▸ What is needed
What is the number of lines holding the word "peau"? Give that number alone.

▸ Data
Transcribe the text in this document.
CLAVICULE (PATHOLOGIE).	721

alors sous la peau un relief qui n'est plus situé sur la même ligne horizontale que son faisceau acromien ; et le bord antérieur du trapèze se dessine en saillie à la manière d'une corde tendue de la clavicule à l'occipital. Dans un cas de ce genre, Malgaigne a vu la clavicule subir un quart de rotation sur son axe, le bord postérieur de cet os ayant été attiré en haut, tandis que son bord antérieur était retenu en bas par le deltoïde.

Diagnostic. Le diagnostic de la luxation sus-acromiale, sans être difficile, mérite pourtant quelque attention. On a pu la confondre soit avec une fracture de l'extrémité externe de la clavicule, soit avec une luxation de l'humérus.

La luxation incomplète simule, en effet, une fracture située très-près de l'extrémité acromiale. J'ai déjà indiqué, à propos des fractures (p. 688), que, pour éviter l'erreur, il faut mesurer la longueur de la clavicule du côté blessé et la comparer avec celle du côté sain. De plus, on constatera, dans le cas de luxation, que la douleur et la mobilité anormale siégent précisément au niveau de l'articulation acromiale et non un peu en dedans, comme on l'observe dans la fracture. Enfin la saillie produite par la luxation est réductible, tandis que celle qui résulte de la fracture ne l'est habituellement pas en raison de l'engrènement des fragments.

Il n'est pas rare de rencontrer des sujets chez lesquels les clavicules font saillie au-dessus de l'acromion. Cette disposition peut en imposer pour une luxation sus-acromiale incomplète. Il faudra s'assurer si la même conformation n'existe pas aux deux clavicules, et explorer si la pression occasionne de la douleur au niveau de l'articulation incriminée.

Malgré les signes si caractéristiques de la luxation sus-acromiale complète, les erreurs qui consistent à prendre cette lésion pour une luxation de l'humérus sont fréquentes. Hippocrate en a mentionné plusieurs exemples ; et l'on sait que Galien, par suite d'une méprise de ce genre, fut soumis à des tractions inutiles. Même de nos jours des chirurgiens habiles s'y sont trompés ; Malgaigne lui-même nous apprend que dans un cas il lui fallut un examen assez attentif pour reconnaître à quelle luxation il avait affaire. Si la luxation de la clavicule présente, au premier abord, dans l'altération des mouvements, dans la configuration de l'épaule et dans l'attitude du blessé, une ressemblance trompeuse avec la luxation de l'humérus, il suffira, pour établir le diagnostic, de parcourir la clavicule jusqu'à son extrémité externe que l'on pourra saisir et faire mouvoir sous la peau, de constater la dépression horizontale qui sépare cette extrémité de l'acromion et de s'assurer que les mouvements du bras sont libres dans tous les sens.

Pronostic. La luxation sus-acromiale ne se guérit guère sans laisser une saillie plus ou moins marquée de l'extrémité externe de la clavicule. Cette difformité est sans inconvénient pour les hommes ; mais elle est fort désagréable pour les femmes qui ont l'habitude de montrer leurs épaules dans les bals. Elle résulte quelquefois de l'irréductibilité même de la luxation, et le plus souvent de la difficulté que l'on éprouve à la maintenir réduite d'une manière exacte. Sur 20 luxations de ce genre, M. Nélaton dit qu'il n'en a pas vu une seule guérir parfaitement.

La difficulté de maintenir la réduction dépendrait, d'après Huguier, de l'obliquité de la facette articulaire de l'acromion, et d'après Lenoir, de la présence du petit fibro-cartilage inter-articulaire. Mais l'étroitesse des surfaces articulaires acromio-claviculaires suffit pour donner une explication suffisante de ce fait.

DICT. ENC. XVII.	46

▸ Response to the task
2